Exercise details >> Say how many lines in the entries hold the string "onions", giving the number by itself.

(Page content records)
++++++++++

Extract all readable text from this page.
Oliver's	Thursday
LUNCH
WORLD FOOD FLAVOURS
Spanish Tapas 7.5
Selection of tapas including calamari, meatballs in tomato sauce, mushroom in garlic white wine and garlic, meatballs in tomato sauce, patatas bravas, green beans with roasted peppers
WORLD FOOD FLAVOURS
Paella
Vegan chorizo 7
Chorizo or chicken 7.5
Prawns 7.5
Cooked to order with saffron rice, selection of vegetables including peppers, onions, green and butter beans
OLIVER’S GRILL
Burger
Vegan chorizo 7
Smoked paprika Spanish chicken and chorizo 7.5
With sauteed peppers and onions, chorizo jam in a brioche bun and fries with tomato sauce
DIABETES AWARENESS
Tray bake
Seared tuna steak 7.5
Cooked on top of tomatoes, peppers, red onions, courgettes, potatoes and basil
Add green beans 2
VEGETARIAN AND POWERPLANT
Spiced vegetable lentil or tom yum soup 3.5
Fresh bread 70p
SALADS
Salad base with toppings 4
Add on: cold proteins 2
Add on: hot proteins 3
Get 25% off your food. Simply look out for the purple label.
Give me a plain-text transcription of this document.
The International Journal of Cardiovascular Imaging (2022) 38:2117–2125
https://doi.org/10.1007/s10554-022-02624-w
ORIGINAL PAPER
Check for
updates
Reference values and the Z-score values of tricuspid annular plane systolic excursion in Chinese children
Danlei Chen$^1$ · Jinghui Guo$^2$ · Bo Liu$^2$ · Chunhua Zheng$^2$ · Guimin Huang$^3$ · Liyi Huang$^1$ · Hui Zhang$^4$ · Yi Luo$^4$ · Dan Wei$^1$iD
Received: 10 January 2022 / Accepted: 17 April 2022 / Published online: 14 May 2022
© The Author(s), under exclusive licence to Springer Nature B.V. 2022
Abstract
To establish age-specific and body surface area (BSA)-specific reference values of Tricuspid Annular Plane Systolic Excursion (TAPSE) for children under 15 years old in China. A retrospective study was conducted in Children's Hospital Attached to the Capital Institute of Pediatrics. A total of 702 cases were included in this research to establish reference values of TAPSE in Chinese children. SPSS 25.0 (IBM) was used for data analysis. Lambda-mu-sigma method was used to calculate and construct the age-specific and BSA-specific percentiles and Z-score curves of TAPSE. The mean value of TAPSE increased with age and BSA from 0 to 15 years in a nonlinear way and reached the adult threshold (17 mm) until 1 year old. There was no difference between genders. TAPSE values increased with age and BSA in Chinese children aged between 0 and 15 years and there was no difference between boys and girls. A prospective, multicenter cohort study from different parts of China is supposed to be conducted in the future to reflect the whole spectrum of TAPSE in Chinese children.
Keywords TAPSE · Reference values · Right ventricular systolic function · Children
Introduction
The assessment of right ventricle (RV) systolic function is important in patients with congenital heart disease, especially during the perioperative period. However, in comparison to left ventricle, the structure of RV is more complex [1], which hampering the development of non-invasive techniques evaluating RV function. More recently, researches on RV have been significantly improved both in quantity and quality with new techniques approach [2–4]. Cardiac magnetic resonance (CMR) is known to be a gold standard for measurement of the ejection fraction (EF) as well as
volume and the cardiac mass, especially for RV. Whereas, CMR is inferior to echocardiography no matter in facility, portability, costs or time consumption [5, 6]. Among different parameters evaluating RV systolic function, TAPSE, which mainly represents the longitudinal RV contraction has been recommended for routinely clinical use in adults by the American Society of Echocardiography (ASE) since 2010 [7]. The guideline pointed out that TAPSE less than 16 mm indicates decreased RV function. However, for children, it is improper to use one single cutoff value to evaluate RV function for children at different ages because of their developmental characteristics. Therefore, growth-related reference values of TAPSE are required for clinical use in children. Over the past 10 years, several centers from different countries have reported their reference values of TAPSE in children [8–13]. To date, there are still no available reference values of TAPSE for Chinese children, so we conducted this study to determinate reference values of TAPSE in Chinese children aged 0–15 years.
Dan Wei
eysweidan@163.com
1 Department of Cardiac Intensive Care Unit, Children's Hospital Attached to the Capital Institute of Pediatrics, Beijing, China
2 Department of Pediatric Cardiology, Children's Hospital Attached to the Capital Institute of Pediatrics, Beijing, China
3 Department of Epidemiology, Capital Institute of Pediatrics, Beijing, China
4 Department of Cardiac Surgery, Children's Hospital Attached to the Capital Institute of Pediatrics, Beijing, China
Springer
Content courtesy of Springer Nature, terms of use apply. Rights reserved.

++++++++++

Reply >> 3